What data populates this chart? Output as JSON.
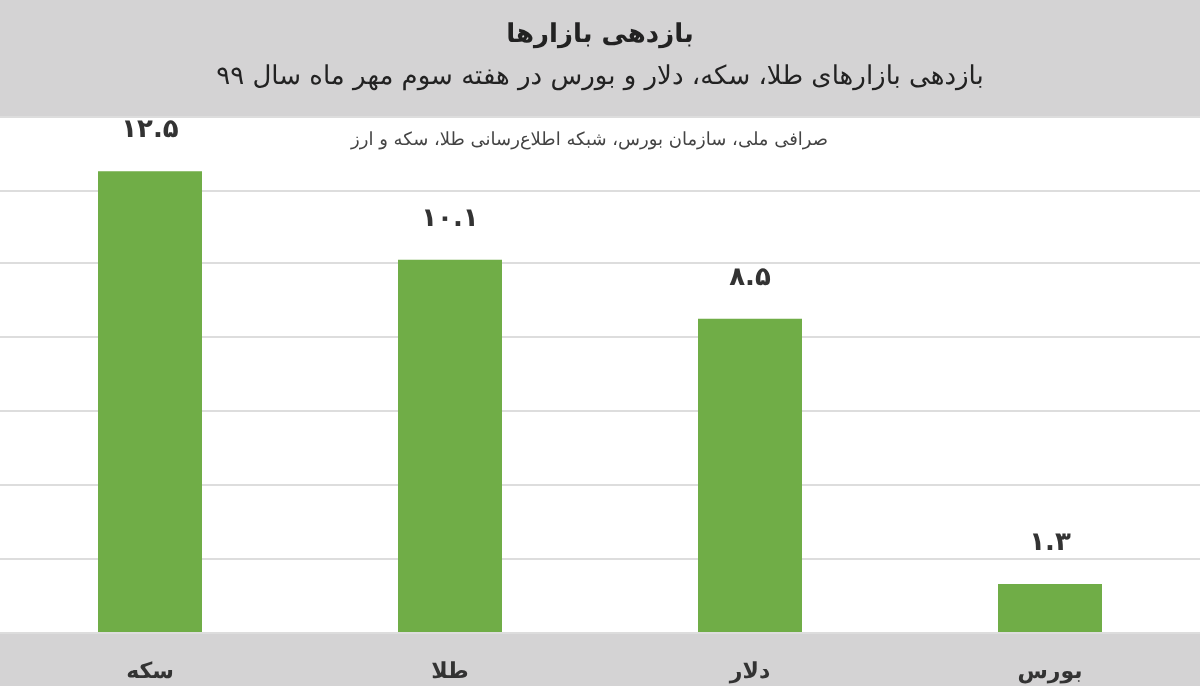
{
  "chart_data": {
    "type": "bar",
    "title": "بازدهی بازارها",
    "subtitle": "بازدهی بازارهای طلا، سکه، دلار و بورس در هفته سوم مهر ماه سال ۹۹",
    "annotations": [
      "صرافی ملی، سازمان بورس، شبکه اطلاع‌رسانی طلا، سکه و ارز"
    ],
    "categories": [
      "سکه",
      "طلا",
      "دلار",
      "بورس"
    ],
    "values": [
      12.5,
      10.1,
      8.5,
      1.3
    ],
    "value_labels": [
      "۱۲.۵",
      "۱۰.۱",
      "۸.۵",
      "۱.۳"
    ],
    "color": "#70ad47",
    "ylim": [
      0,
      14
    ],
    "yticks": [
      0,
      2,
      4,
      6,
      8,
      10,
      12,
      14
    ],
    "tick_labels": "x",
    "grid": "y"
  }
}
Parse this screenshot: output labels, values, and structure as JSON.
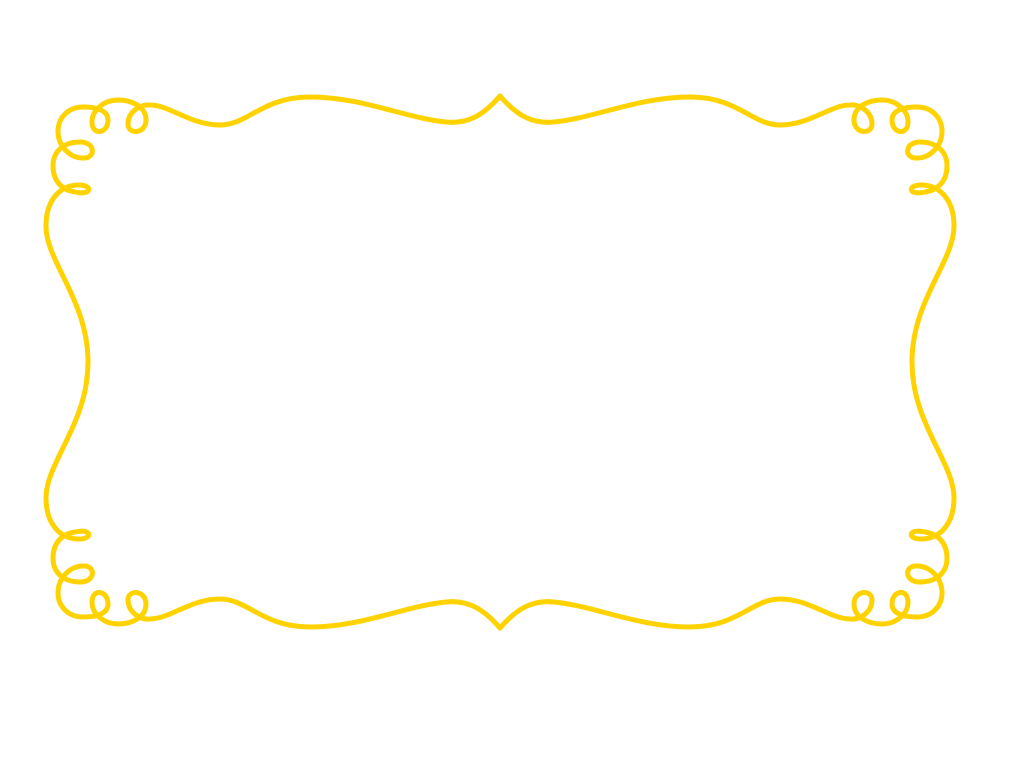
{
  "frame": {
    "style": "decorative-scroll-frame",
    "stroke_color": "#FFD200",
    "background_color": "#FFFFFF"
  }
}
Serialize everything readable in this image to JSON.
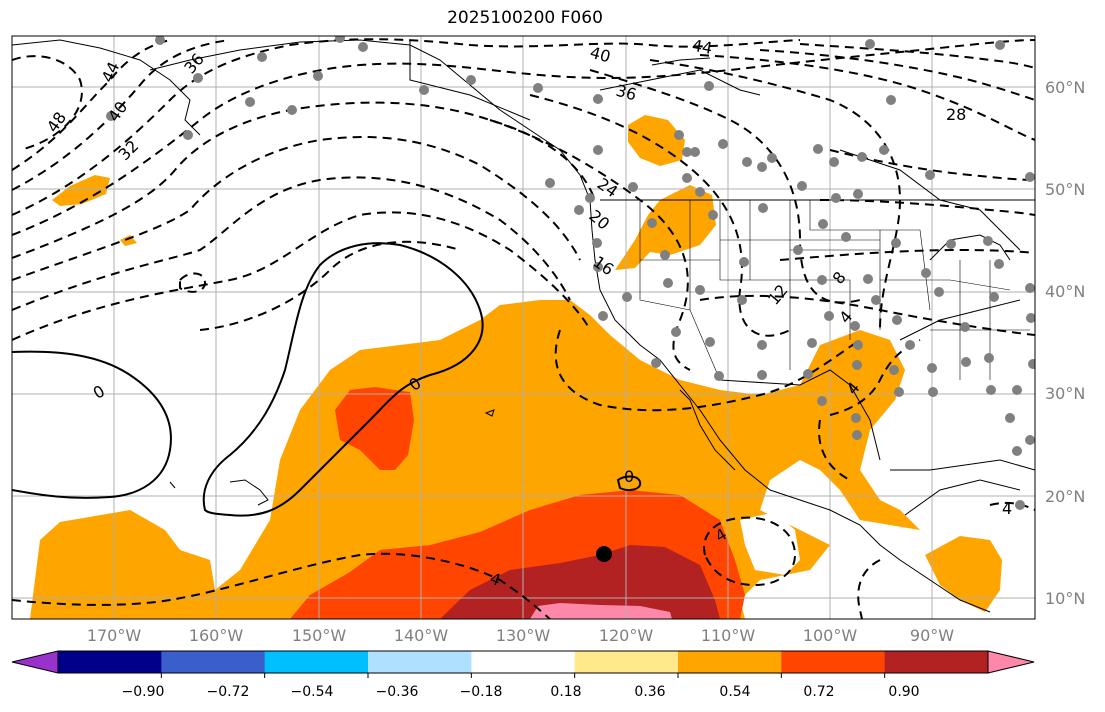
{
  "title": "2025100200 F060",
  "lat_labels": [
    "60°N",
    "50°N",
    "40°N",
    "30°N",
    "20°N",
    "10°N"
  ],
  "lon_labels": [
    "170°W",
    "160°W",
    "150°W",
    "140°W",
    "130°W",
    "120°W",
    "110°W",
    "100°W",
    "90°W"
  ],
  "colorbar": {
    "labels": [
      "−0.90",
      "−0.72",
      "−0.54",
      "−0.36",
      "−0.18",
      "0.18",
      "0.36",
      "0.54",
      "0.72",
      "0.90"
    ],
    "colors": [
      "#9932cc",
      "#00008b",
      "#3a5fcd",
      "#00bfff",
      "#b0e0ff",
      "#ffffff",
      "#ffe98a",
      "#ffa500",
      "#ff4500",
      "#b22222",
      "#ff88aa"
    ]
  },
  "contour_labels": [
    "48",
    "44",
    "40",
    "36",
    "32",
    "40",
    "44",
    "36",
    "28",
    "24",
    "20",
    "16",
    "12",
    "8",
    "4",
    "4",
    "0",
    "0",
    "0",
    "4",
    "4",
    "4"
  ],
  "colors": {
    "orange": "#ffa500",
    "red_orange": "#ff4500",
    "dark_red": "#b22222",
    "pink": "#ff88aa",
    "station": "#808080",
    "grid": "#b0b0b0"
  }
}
════════════════
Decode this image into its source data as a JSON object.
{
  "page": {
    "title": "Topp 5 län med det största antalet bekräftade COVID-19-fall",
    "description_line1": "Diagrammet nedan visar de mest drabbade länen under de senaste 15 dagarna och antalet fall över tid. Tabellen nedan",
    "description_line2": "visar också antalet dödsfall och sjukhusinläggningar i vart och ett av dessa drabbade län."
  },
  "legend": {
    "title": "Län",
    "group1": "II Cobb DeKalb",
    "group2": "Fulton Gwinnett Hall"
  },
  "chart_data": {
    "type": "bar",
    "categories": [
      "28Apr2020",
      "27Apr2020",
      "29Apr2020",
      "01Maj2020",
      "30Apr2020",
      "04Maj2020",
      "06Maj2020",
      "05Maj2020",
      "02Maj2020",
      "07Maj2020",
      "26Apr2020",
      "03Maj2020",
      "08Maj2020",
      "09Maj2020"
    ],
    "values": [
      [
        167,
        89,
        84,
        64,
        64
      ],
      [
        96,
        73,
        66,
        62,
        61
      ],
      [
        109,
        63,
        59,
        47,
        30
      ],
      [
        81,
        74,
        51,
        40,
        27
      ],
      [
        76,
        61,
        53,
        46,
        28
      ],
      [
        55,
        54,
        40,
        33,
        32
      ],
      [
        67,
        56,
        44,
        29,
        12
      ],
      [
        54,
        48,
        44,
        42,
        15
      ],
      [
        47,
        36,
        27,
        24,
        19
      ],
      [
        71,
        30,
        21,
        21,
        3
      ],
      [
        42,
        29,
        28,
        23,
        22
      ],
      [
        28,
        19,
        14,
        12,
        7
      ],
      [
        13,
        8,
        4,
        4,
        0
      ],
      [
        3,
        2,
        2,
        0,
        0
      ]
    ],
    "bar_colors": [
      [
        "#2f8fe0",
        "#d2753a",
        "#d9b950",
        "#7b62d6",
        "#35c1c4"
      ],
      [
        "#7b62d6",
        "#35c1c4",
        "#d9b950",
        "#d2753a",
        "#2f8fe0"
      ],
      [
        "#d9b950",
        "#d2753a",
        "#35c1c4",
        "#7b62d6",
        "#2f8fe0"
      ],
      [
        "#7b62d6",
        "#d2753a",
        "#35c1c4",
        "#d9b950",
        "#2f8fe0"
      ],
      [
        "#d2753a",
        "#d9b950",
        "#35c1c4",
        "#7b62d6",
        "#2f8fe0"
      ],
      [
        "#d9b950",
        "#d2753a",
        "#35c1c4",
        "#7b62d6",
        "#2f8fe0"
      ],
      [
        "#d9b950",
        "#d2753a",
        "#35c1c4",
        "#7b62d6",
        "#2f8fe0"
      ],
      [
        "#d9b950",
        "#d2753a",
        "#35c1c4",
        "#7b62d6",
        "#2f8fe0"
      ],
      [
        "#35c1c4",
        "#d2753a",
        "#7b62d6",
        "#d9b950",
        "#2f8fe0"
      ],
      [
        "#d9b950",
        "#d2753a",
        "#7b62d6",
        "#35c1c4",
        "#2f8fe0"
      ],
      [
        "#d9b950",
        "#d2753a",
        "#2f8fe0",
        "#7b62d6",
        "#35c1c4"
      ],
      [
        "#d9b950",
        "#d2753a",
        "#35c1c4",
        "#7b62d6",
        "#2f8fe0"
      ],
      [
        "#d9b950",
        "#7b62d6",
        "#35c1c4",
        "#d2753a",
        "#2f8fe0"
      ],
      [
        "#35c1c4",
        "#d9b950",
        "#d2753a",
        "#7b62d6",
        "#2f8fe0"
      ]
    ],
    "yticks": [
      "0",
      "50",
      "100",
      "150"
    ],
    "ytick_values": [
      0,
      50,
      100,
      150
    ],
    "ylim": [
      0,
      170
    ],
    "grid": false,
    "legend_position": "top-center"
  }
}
════════════════
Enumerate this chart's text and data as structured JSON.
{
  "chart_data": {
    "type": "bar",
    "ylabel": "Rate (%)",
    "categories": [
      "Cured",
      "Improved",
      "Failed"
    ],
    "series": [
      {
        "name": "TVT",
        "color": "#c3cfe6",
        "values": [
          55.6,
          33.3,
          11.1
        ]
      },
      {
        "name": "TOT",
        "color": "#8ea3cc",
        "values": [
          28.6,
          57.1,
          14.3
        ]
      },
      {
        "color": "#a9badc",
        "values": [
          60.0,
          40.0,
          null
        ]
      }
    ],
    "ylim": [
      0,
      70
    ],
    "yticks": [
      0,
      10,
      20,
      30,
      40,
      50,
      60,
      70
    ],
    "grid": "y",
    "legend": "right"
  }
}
════════════════
## Stated goal
Scan the entries above for the word "frame" and collect each line holding it.

## Task output
  "frame": {
    "style": "decorative-scroll-frame",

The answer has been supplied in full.